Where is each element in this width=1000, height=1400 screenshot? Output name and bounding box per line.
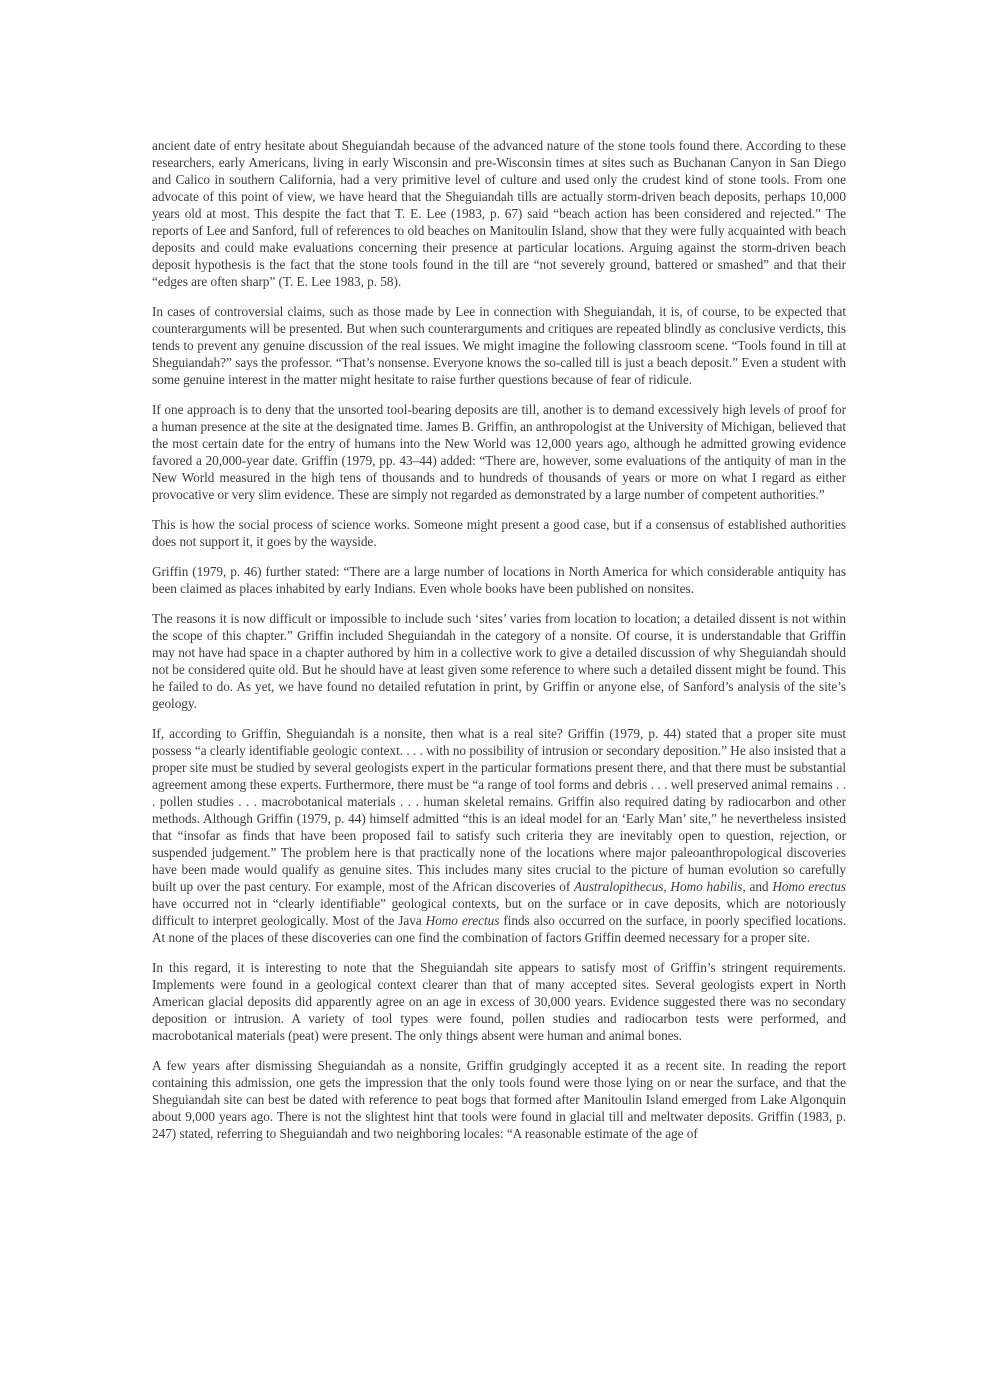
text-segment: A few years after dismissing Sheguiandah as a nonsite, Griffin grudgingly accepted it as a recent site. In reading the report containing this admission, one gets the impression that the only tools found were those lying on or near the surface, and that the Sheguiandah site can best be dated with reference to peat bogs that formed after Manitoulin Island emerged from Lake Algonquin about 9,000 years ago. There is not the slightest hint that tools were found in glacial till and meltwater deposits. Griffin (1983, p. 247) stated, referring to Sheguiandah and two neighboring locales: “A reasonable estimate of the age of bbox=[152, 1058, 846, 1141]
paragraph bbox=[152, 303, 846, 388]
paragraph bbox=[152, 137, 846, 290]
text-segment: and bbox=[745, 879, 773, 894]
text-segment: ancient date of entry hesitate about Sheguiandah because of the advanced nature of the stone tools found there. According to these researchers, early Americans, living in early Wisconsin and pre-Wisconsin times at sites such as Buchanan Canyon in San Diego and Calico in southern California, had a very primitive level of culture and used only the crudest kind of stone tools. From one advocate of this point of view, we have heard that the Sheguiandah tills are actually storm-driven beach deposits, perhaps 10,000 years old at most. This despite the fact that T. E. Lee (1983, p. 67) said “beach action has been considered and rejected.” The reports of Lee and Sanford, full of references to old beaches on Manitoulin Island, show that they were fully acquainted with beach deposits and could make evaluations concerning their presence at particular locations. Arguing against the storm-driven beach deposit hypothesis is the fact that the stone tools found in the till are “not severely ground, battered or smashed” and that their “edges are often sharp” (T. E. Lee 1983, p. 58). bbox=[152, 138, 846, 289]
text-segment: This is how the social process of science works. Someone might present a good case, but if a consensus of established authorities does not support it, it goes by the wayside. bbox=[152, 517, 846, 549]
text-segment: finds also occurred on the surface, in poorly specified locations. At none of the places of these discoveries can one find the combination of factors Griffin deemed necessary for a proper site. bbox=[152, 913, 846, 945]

> [TASK DESCRIPTION]: Copy out every row above word for word, leaving out the picture.

> [ANSWER]:
Where is each element in this width=1000, height=1400 screenshot? Output name and bounding box per line.
text-segment: A few years after dismissing Sheguiandah as a nonsite, Griffin grudgingly accepted it as a recent site. In reading the report containing this admission, one gets the impression that the only tools found were those lying on or near the surface, and that the Sheguiandah site can best be dated with reference to peat bogs that formed after Manitoulin Island emerged from Lake Algonquin about 9,000 years ago. There is not the slightest hint that tools were found in glacial till and meltwater deposits. Griffin (1983, p. 247) stated, referring to Sheguiandah and two neighboring locales: “A reasonable estimate of the age of bbox=[152, 1058, 846, 1141]
paragraph bbox=[152, 303, 846, 388]
paragraph bbox=[152, 137, 846, 290]
text-segment: and bbox=[745, 879, 773, 894]
text-segment: ancient date of entry hesitate about Sheguiandah because of the advanced nature of the stone tools found there. According to these researchers, early Americans, living in early Wisconsin and pre-Wisconsin times at sites such as Buchanan Canyon in San Diego and Calico in southern California, had a very primitive level of culture and used only the crudest kind of stone tools. From one advocate of this point of view, we have heard that the Sheguiandah tills are actually storm-driven beach deposits, perhaps 10,000 years old at most. This despite the fact that T. E. Lee (1983, p. 67) said “beach action has been considered and rejected.” The reports of Lee and Sanford, full of references to old beaches on Manitoulin Island, show that they were fully acquainted with beach deposits and could make evaluations concerning their presence at particular locations. Arguing against the storm-driven beach deposit hypothesis is the fact that the stone tools found in the till are “not severely ground, battered or smashed” and that their “edges are often sharp” (T. E. Lee 1983, p. 58). bbox=[152, 138, 846, 289]
text-segment: This is how the social process of science works. Someone might present a good case, but if a consensus of established authorities does not support it, it goes by the wayside. bbox=[152, 517, 846, 549]
text-segment: finds also occurred on the surface, in poorly specified locations. At none of the places of these discoveries can one find the combination of factors Griffin deemed necessary for a proper site. bbox=[152, 913, 846, 945]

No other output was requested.